Dataset excerpts:
══════

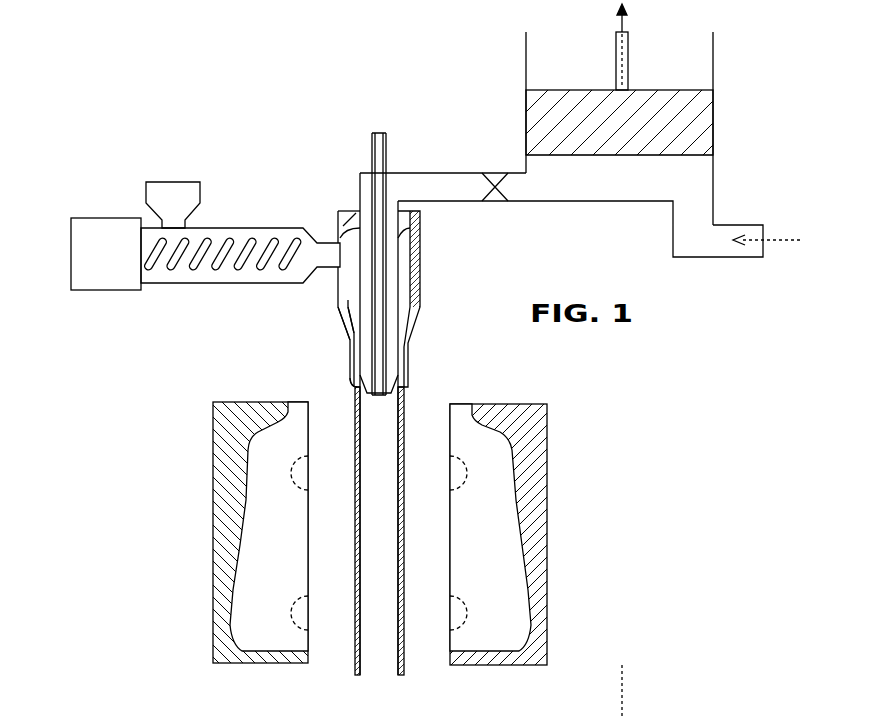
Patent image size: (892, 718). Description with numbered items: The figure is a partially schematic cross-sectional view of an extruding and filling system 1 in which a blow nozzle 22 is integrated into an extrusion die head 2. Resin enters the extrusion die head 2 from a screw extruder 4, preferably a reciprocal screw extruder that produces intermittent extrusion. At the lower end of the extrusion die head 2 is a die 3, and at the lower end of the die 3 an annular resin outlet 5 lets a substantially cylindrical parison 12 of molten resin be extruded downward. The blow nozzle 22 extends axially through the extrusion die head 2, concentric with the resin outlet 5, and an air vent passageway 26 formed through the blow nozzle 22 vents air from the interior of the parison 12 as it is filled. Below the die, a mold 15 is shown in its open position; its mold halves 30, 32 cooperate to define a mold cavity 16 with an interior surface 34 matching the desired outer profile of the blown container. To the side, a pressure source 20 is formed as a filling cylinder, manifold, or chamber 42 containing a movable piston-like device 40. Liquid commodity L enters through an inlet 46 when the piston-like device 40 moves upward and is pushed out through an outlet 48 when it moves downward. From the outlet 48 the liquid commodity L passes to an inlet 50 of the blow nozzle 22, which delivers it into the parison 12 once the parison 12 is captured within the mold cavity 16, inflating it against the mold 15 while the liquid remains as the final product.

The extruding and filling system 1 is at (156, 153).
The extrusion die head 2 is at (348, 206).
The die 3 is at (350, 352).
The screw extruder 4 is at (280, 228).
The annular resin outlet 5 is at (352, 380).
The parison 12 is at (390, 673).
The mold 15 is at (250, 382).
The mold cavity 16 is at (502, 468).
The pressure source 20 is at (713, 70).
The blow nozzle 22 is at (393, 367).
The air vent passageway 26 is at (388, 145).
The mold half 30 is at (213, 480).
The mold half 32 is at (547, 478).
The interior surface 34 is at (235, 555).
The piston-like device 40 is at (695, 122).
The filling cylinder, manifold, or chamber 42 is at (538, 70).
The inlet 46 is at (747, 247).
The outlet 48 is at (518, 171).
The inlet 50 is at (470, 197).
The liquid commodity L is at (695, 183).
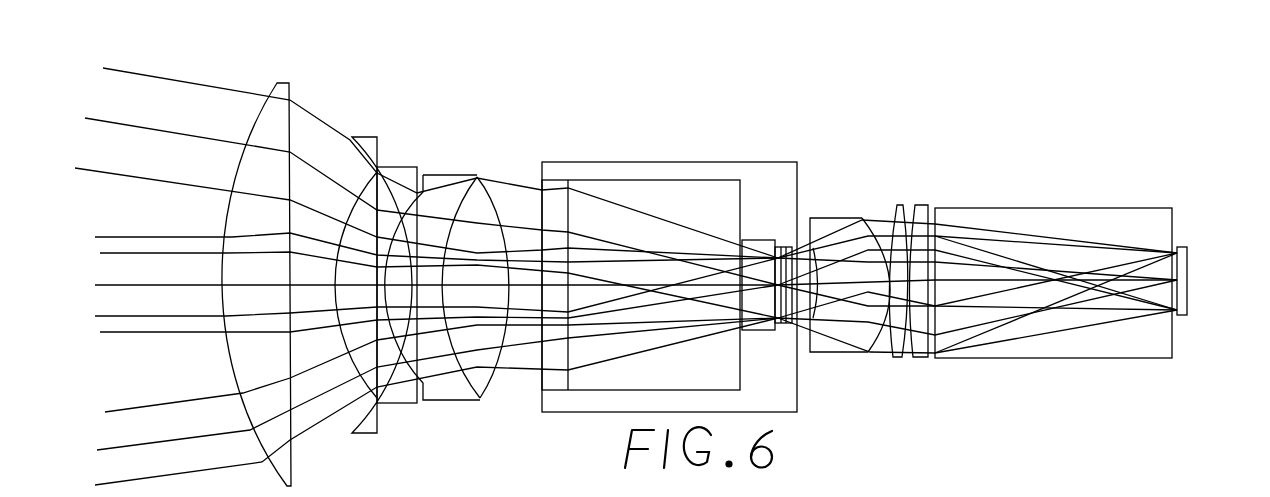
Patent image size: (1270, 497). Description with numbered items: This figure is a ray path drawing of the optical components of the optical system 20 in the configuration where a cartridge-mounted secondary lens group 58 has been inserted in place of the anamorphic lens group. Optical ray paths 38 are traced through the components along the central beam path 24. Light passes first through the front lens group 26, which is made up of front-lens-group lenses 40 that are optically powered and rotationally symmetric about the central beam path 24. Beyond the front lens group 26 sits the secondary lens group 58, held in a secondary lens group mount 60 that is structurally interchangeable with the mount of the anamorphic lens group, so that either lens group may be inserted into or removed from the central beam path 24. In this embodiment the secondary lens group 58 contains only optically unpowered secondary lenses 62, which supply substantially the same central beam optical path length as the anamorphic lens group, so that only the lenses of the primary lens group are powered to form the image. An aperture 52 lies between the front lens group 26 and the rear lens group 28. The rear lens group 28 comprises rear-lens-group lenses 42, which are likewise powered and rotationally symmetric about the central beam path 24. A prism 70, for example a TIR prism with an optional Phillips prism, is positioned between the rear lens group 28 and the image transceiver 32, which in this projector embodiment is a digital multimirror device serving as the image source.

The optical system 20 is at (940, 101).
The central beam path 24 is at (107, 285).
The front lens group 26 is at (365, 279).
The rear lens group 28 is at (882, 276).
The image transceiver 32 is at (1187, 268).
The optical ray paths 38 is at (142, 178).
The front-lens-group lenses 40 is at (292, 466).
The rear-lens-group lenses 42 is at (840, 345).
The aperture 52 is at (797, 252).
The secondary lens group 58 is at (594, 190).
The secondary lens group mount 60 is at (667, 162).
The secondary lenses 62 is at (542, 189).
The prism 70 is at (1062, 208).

══════

WORK TO COMPLETE: Please filter the records above and copy out each line that contains the word "commodity".

SOLUTION FOR THIS PROBLEM:
Patent image size: (892, 718). Description with numbered items: The figure is a partially schematic cross-sectional view of an extruding and filling system 1 in which a blow nozzle 22 is integrated into an extrusion die head 2. Resin enters the extrusion die head 2 from a screw extruder 4, preferably a reciprocal screw extruder that produces intermittent extrusion. At the lower end of the extrusion die head 2 is a die 3, and at the lower end of the die 3 an annular resin outlet 5 lets a substantially cylindrical parison 12 of molten resin be extruded downward. The blow nozzle 22 extends axially through the extrusion die head 2, concentric with the resin outlet 5, and an air vent passageway 26 formed through the blow nozzle 22 vents air from the interior of the parison 12 as it is filled. Below the die, a mold 15 is shown in its open position; its mold halves 30, 32 cooperate to define a mold cavity 16 with an interior surface 34 matching the desired outer profile of the blown container. To the side, a pressure source 20 is formed as a filling cylinder, manifold, or chamber 42 containing a movable piston-like device 40. Liquid commodity L enters through an inlet 46 when the piston-like device 40 moves upward and is pushed out through an outlet 48 when it moves downward. From the outlet 48 the liquid commodity L passes to an inlet 50 of the blow nozzle 22, which delivers it into the parison 12 once the parison 12 is captured within the mold cavity 16, inflating it against the mold 15 while the liquid remains as the final product.
The liquid commodity L is at (695, 183).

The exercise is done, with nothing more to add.